Reproduce word for word the part of the review of "The Black Sleep" starting with "Lugosi is a" and going on through "to the plot.".

## SELECTED EXCERPT:
-------------------------

Lugosi is a mute butler (again
), Chaney Jr is a mad-raving brute
(again) and Carradine appears as a kind of wizard but I honestly don't
understand who his character was and what his role added to the plot.
Purely talking in terms of plotting "The Black Sleep" does form an interesting footnote in horror movie history, as it somewhat builds a bridge between the old-fashioned mad scientists from the Universal era (Victor Frankenstein and such ) and the more emotionally tormented mad scientists from the 1960s and onwards. The former group contains merely just megalomaniac geniuses, whereas the latter group is driven by severe personal problems, usually to cure their terminally ill wives or to save their daughters that got horribly deformed in accidents. The classic French masterpiece "Les Yeux Sans Visage" (1959) was officially the first and most famous of the 'tormented scientist' flicks, but perhaps "The Black Sleep" was really the first one. Physician Joel Cadman (Rathbone) is looking for a cure for his wife's brain tumor and therefore conducts unorthodox experiments in a remote old castle, primarily experiments that teach him how the human brain is mapped and structured. He uses an oriental drug, nicknamed black sleep, that puts the patient in a death-like coma and subsequently cuts open their skull to explore the brain functions. Unfortunately things usually go awry during this process and therefore the castle is full of failed experimental subjects. "The Black Sleep" benefices from the professional direction by Reginald LeBorg and strong performance of Basil Rathbone, but the screenplay is often boring and there disappointingly aren't any real Grand Guignol highlights. As stated already, the phenomenal cast is underused and it's a bit sad that Lugosi's very last role is such a pitiable one.

-------------------------

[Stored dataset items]
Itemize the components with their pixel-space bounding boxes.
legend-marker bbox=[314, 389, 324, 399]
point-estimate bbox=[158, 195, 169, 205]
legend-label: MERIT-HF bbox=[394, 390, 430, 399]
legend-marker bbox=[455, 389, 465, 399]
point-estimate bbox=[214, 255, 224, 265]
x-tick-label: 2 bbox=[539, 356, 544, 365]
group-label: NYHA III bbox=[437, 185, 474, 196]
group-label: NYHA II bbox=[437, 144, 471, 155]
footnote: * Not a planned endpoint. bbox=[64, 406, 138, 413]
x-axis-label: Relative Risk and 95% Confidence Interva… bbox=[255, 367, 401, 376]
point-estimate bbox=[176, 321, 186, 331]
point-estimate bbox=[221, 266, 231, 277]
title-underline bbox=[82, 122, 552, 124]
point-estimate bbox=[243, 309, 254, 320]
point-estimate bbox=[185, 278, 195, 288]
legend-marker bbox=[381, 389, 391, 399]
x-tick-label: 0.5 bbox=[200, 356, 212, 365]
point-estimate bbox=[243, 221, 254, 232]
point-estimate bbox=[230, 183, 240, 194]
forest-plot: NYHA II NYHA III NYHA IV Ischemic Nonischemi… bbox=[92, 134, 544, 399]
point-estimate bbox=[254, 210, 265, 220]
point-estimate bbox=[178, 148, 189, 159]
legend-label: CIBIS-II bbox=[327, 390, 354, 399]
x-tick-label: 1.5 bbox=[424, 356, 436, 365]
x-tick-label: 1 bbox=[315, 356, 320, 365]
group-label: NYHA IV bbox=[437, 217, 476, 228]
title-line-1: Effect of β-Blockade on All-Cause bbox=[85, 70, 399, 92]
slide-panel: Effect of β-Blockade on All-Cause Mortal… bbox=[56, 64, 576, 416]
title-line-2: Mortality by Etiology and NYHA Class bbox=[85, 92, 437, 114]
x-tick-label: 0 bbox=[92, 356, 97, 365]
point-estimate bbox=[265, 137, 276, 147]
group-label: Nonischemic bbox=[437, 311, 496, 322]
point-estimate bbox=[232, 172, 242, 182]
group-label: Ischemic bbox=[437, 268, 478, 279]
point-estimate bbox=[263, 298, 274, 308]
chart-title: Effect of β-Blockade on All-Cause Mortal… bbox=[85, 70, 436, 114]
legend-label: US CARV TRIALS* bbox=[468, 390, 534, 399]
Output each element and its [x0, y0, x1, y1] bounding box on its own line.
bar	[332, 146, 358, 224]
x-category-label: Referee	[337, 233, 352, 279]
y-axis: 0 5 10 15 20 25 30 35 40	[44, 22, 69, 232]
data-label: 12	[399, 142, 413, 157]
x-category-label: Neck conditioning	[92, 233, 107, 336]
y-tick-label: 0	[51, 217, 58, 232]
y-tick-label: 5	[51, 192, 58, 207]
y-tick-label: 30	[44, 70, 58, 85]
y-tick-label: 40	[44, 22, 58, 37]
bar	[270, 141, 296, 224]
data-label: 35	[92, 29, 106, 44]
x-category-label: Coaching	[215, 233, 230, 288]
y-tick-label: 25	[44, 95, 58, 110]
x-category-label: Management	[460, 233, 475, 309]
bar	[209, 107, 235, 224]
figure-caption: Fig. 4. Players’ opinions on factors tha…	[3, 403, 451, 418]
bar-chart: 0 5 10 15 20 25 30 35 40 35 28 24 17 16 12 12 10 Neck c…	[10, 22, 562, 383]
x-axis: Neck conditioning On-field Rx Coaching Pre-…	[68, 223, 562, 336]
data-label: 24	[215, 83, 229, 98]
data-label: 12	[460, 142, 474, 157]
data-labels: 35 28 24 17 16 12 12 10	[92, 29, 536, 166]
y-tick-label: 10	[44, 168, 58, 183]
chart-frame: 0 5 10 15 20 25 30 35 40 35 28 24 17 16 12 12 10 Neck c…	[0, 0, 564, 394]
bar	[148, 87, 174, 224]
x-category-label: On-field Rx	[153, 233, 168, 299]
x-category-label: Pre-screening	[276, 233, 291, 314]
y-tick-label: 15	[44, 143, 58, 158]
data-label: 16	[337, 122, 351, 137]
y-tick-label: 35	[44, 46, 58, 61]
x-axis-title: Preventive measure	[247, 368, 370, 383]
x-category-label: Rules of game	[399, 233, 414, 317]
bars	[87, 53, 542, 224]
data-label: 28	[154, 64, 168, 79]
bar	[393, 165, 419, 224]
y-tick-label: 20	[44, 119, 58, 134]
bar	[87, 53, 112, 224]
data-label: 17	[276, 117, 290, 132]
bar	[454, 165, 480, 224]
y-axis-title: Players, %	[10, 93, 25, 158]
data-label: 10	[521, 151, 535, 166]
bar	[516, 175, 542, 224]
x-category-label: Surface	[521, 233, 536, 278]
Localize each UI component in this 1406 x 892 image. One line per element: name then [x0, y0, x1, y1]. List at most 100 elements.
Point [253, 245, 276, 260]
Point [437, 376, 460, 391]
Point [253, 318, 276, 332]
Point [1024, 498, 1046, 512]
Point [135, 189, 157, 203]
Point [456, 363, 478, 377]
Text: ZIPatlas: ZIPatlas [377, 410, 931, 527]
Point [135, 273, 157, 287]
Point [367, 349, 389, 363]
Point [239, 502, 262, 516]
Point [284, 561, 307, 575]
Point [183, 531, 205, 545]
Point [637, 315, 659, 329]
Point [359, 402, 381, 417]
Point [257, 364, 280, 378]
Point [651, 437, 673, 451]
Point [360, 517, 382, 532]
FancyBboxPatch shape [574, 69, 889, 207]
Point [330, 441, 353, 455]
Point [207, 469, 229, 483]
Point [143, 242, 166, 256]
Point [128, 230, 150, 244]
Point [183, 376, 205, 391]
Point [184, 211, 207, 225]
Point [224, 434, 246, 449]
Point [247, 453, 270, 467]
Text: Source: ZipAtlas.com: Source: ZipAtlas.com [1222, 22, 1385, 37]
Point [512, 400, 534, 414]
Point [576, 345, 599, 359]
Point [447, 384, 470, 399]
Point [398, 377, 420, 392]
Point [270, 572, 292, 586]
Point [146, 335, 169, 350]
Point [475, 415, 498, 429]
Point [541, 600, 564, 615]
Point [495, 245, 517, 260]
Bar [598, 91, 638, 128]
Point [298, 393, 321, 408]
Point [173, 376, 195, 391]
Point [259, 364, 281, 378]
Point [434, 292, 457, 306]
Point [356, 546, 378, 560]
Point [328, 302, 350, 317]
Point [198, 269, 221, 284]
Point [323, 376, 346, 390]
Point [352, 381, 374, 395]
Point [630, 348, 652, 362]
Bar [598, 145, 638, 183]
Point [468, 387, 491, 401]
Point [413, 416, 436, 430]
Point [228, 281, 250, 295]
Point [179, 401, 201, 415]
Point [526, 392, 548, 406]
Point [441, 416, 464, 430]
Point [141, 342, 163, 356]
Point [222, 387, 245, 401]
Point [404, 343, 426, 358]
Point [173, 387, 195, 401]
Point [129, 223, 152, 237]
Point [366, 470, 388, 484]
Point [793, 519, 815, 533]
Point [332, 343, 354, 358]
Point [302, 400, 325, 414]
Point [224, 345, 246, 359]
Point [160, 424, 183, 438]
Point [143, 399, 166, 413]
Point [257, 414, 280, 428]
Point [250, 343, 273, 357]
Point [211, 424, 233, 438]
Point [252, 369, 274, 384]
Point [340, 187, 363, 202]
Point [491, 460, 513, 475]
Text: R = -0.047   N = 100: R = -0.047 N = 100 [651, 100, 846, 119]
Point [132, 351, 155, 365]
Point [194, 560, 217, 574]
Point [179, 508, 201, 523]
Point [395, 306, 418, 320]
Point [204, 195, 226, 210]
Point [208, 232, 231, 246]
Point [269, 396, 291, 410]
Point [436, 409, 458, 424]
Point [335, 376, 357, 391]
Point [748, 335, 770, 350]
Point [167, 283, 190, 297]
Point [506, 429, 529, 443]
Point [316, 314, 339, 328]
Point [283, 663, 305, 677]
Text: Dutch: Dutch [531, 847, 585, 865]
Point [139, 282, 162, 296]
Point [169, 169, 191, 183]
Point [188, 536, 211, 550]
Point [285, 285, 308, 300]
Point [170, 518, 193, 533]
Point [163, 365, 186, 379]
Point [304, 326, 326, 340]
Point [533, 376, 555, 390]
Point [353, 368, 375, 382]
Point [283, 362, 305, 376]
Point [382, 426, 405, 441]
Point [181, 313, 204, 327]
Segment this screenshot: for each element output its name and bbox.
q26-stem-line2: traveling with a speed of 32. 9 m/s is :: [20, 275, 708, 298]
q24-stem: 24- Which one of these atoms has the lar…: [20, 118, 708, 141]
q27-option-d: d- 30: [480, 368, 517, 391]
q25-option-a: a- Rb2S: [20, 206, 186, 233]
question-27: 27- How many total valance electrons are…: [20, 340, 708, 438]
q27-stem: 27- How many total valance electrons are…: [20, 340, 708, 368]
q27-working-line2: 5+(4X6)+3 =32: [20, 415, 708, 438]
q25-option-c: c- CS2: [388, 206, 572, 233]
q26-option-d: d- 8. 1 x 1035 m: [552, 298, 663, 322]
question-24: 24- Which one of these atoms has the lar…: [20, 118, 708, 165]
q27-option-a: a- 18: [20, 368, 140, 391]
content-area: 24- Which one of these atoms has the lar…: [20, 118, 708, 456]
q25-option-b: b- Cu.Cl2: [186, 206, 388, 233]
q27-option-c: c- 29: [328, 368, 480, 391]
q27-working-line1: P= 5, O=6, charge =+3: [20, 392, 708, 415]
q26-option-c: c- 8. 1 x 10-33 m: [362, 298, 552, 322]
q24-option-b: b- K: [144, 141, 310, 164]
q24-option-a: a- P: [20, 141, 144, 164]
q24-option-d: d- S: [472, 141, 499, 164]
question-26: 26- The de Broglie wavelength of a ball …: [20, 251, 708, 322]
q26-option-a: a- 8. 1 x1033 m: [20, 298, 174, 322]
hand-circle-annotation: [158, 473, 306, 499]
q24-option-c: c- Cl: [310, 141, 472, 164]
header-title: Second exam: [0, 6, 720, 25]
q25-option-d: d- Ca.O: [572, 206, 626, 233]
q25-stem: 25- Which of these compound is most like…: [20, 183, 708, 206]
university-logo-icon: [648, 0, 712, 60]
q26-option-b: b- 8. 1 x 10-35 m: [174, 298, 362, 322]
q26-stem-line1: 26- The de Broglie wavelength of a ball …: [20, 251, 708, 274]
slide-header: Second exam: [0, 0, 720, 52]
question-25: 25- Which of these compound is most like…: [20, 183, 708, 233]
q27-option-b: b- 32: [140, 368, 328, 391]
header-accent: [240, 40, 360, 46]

-------------------------

## TASK ANSWER:
Lugosi is a mute butler (again
), Chaney Jr is a mad-raving brute
(again) and Carradine appears as a kind of wizard but I honestly don't
understand who his character was and what his role added to the plot.